** Problems and tasks **
**a)** In the obesity text, why does the writer ask whether there is solid evidence that walking 25k steps a day will solve the obesity epidemic?
**b)** Check each statement against the obesity text and answer yes or no, quoting the words that decide it: (i) The writer expects the proposed diet test to work. (ii) The proposed diet would put a limit on calories. (iii) The writer would like to see the diet test carried out.
**c)** Continue the obesity text from the point where it stops.

** Source text **
▬▬▬▬▬▬▬▬▬▬
Isn’t the “too palatable food” theory ridiculously easy to test, once you define what “too palatable” means? Assuming that we grant the “obesity epidemic is caused by changes in diet over the 20th century” you’d just need to switch people to an unrestricted-calorie diet that mirrors the homemade foods that our ancestors ate in the early 1900s and see if their satiety plummeted. (Here in the US that would still be a pretty diverse and filling diet that includes lots of meat, potatoes and pie.) I am skeptical that this would work (at the effect size needed to explain the obesity epidemic) but I’d love to see it tested.

Is there any solid evidence that walking 25k steps per day will solve the obesity epidemic? I ask this because it’s genuinely a remarkable claim, one that if verified and implemented would save huge numbers of lives and hundreds of billions in medical expenses. The literature mostly seems to indicate that increased exercise doesn’t have dramatic effects on obesity.
▬▬▬▬▬▬▬▬▬▬
** Supplied information **
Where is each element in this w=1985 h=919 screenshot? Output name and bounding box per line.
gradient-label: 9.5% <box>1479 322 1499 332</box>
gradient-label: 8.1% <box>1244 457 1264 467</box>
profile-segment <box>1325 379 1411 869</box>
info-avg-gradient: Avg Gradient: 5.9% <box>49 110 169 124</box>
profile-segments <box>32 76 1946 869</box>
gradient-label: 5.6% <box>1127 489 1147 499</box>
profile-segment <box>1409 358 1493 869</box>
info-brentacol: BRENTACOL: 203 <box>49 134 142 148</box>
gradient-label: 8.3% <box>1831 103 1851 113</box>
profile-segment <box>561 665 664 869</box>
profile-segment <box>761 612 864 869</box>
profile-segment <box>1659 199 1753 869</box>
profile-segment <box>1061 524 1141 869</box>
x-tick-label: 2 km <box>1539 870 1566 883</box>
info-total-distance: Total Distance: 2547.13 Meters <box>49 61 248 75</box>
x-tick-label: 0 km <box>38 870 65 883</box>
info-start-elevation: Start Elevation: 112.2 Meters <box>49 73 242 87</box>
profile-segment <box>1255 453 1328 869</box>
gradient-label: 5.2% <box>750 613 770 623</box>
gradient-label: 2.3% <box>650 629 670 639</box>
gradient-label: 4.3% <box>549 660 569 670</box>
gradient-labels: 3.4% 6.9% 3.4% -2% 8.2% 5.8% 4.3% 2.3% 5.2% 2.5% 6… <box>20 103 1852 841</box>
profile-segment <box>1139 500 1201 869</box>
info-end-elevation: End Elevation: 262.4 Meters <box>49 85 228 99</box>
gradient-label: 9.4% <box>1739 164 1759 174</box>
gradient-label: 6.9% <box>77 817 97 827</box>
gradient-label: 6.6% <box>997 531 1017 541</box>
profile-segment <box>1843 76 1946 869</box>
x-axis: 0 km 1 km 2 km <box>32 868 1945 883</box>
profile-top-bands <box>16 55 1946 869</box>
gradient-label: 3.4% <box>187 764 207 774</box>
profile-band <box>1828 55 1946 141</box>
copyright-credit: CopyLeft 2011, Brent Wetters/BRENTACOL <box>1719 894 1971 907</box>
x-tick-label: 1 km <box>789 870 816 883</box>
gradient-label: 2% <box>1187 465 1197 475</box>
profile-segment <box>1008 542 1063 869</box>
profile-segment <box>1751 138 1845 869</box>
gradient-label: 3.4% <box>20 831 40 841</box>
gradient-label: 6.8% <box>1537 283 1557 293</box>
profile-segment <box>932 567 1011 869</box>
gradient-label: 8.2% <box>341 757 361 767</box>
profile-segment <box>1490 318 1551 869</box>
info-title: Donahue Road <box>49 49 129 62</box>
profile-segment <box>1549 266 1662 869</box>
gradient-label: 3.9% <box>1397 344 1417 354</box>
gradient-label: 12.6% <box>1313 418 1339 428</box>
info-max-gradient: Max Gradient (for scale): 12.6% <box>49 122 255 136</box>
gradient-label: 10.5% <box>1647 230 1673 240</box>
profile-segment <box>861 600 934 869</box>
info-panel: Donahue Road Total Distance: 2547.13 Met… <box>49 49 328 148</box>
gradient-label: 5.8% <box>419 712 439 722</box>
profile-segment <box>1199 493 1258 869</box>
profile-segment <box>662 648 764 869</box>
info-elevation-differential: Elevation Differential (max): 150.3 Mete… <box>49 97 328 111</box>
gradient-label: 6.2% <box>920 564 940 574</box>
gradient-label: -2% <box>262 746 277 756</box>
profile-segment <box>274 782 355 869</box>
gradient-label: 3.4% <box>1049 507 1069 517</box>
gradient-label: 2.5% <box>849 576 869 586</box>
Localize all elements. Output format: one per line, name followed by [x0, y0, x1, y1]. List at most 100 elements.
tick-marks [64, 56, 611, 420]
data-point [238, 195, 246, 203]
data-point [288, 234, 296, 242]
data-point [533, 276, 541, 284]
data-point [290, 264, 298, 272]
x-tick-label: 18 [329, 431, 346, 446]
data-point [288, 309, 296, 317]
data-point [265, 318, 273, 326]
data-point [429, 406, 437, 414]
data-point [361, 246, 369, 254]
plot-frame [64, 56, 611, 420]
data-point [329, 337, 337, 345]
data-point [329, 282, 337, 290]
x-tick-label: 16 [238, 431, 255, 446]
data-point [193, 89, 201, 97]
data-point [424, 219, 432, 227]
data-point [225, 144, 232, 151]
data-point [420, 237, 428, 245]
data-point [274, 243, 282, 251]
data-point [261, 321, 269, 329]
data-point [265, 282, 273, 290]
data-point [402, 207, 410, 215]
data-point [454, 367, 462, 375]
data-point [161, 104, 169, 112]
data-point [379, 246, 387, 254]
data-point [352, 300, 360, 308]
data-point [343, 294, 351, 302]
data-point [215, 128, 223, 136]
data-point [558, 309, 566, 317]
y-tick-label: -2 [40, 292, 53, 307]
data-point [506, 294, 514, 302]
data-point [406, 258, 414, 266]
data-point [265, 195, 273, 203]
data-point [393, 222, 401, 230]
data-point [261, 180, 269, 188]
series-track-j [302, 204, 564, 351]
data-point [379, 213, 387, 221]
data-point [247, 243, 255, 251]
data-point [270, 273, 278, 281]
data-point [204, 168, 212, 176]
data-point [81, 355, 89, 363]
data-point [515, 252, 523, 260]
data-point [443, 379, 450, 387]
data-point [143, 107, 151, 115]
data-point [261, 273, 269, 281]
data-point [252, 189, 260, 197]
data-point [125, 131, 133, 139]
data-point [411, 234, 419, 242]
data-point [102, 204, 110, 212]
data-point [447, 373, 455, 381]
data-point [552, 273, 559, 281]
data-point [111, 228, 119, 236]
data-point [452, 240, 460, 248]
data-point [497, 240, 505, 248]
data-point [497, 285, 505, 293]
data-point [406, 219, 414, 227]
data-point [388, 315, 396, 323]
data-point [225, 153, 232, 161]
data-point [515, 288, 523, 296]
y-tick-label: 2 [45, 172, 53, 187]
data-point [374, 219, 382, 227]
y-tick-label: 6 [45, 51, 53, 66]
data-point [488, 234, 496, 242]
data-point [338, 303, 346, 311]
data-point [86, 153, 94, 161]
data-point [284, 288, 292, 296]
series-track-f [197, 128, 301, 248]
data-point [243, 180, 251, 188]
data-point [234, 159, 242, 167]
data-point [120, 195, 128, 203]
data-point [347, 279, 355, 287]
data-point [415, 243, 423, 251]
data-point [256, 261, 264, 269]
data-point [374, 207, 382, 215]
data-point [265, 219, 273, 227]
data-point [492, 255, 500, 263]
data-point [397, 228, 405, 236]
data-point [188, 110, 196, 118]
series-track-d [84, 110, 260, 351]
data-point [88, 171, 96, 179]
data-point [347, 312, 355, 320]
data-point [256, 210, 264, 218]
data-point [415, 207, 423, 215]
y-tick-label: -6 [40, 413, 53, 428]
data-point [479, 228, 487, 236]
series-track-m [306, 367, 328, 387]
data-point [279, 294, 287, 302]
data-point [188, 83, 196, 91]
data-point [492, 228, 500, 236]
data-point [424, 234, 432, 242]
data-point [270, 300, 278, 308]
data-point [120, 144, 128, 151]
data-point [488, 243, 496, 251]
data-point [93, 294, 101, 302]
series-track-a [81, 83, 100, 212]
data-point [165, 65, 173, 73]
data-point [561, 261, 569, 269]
▬▬▬▬▬▬▬▬▬▬
** Results **
**a)** The writer asks because it is "genuinely a remarkable claim." If it were verified and put into practice, it would save huge numbers of lives and hundreds of billions in medical expenses.

**b)**
(i) No: "I am skeptical that this would work"
(ii) No: "an unrestricted-calorie diet"
(iii) Yes: "I’d love to see it tested."

**c)**
This sounds like a pretty intense restriction diet that also happens to be unpalatable. But the palatable foods hypothesis (as an explanation for the obesity epidemic) isn’t “our grandparents used to only eat beans and vegan sausages and now we eat a more palatable diet, hence obesity.” It’s something much more specific about the palatability of our modern 20th/21st century diet vs. the early 20th century diet, isn’t it? What’s the hypothesis we could test that would actually help us judge that claim without inadvertently removing most food groups and confounding everything?